■ Given text ■
= Philip Wroughton (insurance executive) =

Lord Lieutenant of Berkshire (1995–2008)

Sir Philip Lavallin Wroughton (19 April 1933 - 7 November 2020) was the Lord Lieutenant of Berkshire from 1995 until 2008.

==Early life==
Wroughton was born on 19 April 1933, the son of Michael Lavallin Wroughton (alias Puxley) Esq of Woolley Park at Chaddleworth in Berkshire and his wife, Elizabeth Angela Rate. He was educated at Eton College.

As part of National Service, he was commissioned into the King's Royal Rifle Corps on 26 April 1952 as a second lieutenant. He was given the service number 422277. On 14 October 1953, he transferred from the Regular Army national service list to the Territorial Army with seniority from 26 April 1952. He was made an acting lieutenant on 7 January 1954, and promoted to that rank on 19 April 1956 with seniority from 7 January 1954. He was made an acting captain on 19 May 1959, and promoted to that rank on 19 April 1960 with seniority from 19 May 1959. He transferred from the Active List on 14 February 1961, effectively leaving the military.

■ Tasks to complete ■
- a) From the biography of Philip Wroughton, set down the passage starting with "Sir Philip Lavallin" and going on through "at Eton College.", with no changes.
- b) Recast the paragraph of the Philip Wroughton biography beginning "As part of National Service" as a concise bulleted list that keeps its main facts.

Layout element annotations

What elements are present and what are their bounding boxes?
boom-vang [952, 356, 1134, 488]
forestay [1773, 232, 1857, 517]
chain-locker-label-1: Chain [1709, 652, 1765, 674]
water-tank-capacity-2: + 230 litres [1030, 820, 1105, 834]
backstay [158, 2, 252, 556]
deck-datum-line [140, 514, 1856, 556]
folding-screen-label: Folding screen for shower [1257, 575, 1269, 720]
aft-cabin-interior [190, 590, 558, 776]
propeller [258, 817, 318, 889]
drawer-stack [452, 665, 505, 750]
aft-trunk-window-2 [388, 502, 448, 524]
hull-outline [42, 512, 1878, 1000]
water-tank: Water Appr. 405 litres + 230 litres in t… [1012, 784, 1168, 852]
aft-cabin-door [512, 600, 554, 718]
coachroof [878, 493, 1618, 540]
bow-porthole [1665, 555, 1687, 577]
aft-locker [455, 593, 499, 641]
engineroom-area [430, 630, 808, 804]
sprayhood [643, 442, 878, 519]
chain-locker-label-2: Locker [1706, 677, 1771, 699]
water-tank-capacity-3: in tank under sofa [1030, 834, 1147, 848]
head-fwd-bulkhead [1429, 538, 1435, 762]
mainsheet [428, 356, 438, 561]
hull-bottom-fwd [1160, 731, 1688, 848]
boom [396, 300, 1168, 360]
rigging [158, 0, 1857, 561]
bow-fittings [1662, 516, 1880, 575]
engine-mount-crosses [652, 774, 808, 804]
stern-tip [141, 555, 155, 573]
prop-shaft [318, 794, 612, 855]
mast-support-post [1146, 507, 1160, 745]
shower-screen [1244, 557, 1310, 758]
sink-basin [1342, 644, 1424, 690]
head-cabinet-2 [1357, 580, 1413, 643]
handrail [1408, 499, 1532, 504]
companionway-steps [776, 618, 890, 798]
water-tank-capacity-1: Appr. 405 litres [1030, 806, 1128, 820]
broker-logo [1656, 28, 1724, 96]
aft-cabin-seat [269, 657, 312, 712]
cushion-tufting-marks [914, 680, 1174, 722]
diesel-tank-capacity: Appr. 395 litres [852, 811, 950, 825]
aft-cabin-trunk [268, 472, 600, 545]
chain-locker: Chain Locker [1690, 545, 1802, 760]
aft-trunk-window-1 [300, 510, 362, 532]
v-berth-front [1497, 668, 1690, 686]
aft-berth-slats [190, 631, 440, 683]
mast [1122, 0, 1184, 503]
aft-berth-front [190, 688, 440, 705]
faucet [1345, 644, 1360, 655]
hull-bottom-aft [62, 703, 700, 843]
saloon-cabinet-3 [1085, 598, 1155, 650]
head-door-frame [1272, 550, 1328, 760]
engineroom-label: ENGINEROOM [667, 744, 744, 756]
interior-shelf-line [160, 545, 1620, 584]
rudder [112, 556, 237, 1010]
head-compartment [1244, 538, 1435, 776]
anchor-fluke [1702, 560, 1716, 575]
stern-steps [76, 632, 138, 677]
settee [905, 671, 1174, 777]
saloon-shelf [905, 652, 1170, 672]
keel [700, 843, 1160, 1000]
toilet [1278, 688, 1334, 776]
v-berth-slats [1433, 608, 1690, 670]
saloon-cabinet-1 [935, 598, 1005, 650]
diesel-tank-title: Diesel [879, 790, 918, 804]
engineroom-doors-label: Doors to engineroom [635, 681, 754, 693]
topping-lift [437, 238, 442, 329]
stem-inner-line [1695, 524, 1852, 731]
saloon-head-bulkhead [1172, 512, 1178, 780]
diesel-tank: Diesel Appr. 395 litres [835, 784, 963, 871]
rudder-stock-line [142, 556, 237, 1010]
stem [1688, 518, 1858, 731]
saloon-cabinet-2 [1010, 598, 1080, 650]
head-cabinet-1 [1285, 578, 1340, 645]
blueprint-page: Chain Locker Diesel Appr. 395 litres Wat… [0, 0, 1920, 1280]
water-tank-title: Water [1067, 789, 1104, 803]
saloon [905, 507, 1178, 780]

■ Expected answers ■
- a)
Sir Philip Lavallin Wroughton (19 April 1933 - 7 November 2020) was the Lord Lieutenant of Berkshire from 1995 until 2008.

==Early life==
Wroughton was born on 19 April 1933, the son of Michael Lavallin Wroughton (alias Puxley) Esq of Woolley Park at Chaddleworth in Berkshire and his wife, Elizabeth Angela Rate. He was educated at Eton College.

- b)
- Commissioned into the King's Royal Rifle Corps as a second lieutenant on 26 April 1952 (service number 422277)
- Transferred from the Regular Army national service list to the Territorial Army on 14 October 1953
- Made acting lieutenant on 7 January 1954 and promoted to lieutenant on 19 April 1956
- Made acting captain on 19 May 1959 and promoted to captain on 19 April 1960
- Transferred from the Active List on 14 February 1961, effectively leaving the military